### TASK TO COMPLETE
Write out all of the records precisely. Skip anything that is a picture.
[RECORDS SHOWN start]
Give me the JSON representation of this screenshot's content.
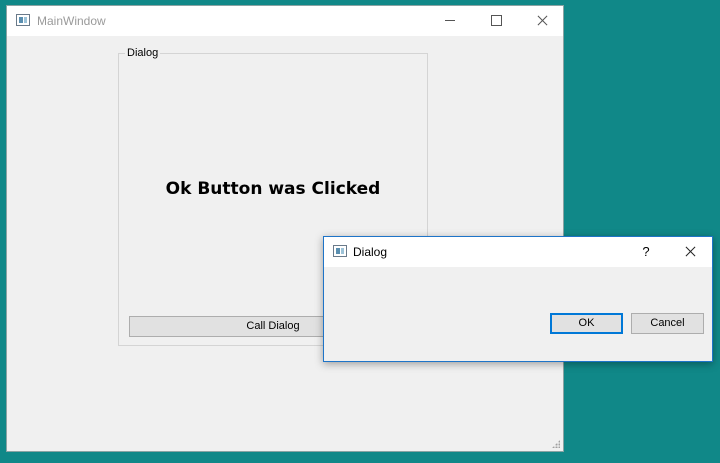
{
  "main_window": {
    "title": "MainWindow",
    "icon": "app-window-icon",
    "caption_buttons": [
      "minimize-icon",
      "maximize-icon",
      "close-icon"
    ]
  },
  "group": {
    "title": "Dialog",
    "status_text": "Ok Button was Clicked",
    "call_button_label": "Call Dialog"
  },
  "dialog": {
    "title": "Dialog",
    "help_label": "?",
    "ok_label": "OK",
    "cancel_label": "Cancel"
  },
  "colors": {
    "desktop": "#108888",
    "window_bg": "#f0f0f0",
    "focus_border": "#0078d7"
  }
}
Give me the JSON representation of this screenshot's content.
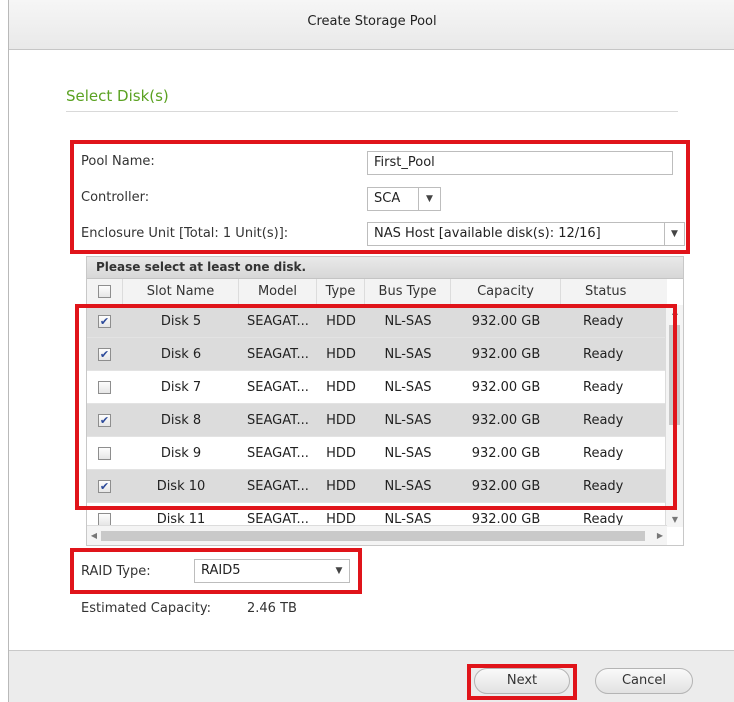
{
  "window": {
    "title": "Create Storage Pool"
  },
  "section": {
    "title": "Select Disk(s)"
  },
  "form": {
    "pool_name_label": "Pool Name:",
    "pool_name_value": "First_Pool",
    "controller_label": "Controller:",
    "controller_value": "SCA",
    "enclosure_label": "Enclosure Unit [Total: 1 Unit(s)]:",
    "enclosure_value": "NAS Host [available disk(s): 12/16]"
  },
  "disk_table": {
    "banner": "Please select at least one disk.",
    "columns": [
      "Slot Name",
      "Model",
      "Type",
      "Bus Type",
      "Capacity",
      "Status"
    ],
    "rows": [
      {
        "checked": true,
        "slot": "Disk 5",
        "model": "SEAGAT...",
        "type": "HDD",
        "bus": "NL-SAS",
        "capacity": "932.00 GB",
        "status": "Ready"
      },
      {
        "checked": true,
        "slot": "Disk 6",
        "model": "SEAGAT...",
        "type": "HDD",
        "bus": "NL-SAS",
        "capacity": "932.00 GB",
        "status": "Ready"
      },
      {
        "checked": false,
        "slot": "Disk 7",
        "model": "SEAGAT...",
        "type": "HDD",
        "bus": "NL-SAS",
        "capacity": "932.00 GB",
        "status": "Ready"
      },
      {
        "checked": true,
        "slot": "Disk 8",
        "model": "SEAGAT...",
        "type": "HDD",
        "bus": "NL-SAS",
        "capacity": "932.00 GB",
        "status": "Ready"
      },
      {
        "checked": false,
        "slot": "Disk 9",
        "model": "SEAGAT...",
        "type": "HDD",
        "bus": "NL-SAS",
        "capacity": "932.00 GB",
        "status": "Ready"
      },
      {
        "checked": true,
        "slot": "Disk 10",
        "model": "SEAGAT...",
        "type": "HDD",
        "bus": "NL-SAS",
        "capacity": "932.00 GB",
        "status": "Ready"
      },
      {
        "checked": false,
        "slot": "Disk 11",
        "model": "SEAGAT...",
        "type": "HDD",
        "bus": "NL-SAS",
        "capacity": "932.00 GB",
        "status": "Ready"
      }
    ]
  },
  "raid": {
    "label": "RAID Type:",
    "value": "RAID5"
  },
  "capacity": {
    "label": "Estimated Capacity:",
    "value": "2.46 TB"
  },
  "buttons": {
    "next": "Next",
    "cancel": "Cancel"
  },
  "colors": {
    "highlight": "#e0141a",
    "section_title": "#5ba222",
    "selected_row": "#dcdcdc"
  },
  "icons": {
    "dropdown": "chevron-down-icon",
    "checkbox_checked": "check-icon"
  }
}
[RECORDS SHOWN end]
### REPLY
Give me the JSON representation of this screenshot's content.
{
  "main_window": {
    "title": "MainWindow",
    "icon": "app-window-icon",
    "caption_buttons": [
      "minimize-icon",
      "maximize-icon",
      "close-icon"
    ]
  },
  "group": {
    "title": "Dialog",
    "status_text": "Ok Button was Clicked",
    "call_button_label": "Call Dialog"
  },
  "dialog": {
    "title": "Dialog",
    "help_label": "?",
    "ok_label": "OK",
    "cancel_label": "Cancel"
  },
  "colors": {
    "desktop": "#108888",
    "window_bg": "#f0f0f0",
    "focus_border": "#0078d7"
  }
}
Give me the JSON representation of this screenshot's content.
{
  "window": {
    "title": "Create Storage Pool"
  },
  "section": {
    "title": "Select Disk(s)"
  },
  "form": {
    "pool_name_label": "Pool Name:",
    "pool_name_value": "First_Pool",
    "controller_label": "Controller:",
    "controller_value": "SCA",
    "enclosure_label": "Enclosure Unit [Total: 1 Unit(s)]:",
    "enclosure_value": "NAS Host [available disk(s): 12/16]"
  },
  "disk_table": {
    "banner": "Please select at least one disk.",
    "columns": [
      "Slot Name",
      "Model",
      "Type",
      "Bus Type",
      "Capacity",
      "Status"
    ],
    "rows": [
      {
        "checked": true,
        "slot": "Disk 5",
        "model": "SEAGAT...",
        "type": "HDD",
        "bus": "NL-SAS",
        "capacity": "932.00 GB",
        "status": "Ready"
      },
      {
        "checked": true,
        "slot": "Disk 6",
        "model": "SEAGAT...",
        "type": "HDD",
        "bus": "NL-SAS",
        "capacity": "932.00 GB",
        "status": "Ready"
      },
      {
        "checked": false,
        "slot": "Disk 7",
        "model": "SEAGAT...",
        "type": "HDD",
        "bus": "NL-SAS",
        "capacity": "932.00 GB",
        "status": "Ready"
      },
      {
        "checked": true,
        "slot": "Disk 8",
        "model": "SEAGAT...",
        "type": "HDD",
        "bus": "NL-SAS",
        "capacity": "932.00 GB",
        "status": "Ready"
      },
      {
        "checked": false,
        "slot": "Disk 9",
        "model": "SEAGAT...",
        "type": "HDD",
        "bus": "NL-SAS",
        "capacity": "932.00 GB",
        "status": "Ready"
      },
      {
        "checked": true,
        "slot": "Disk 10",
        "model": "SEAGAT...",
        "type": "HDD",
        "bus": "NL-SAS",
        "capacity": "932.00 GB",
        "status": "Ready"
      },
      {
        "checked": false,
        "slot": "Disk 11",
        "model": "SEAGAT...",
        "type": "HDD",
        "bus": "NL-SAS",
        "capacity": "932.00 GB",
        "status": "Ready"
      }
    ]
  },
  "raid": {
    "label": "RAID Type:",
    "value": "RAID5"
  },
  "capacity": {
    "label": "Estimated Capacity:",
    "value": "2.46 TB"
  },
  "buttons": {
    "next": "Next",
    "cancel": "Cancel"
  },
  "colors": {
    "highlight": "#e0141a",
    "section_title": "#5ba222",
    "selected_row": "#dcdcdc"
  },
  "icons": {
    "dropdown": "chevron-down-icon",
    "checkbox_checked": "check-icon"
  }
}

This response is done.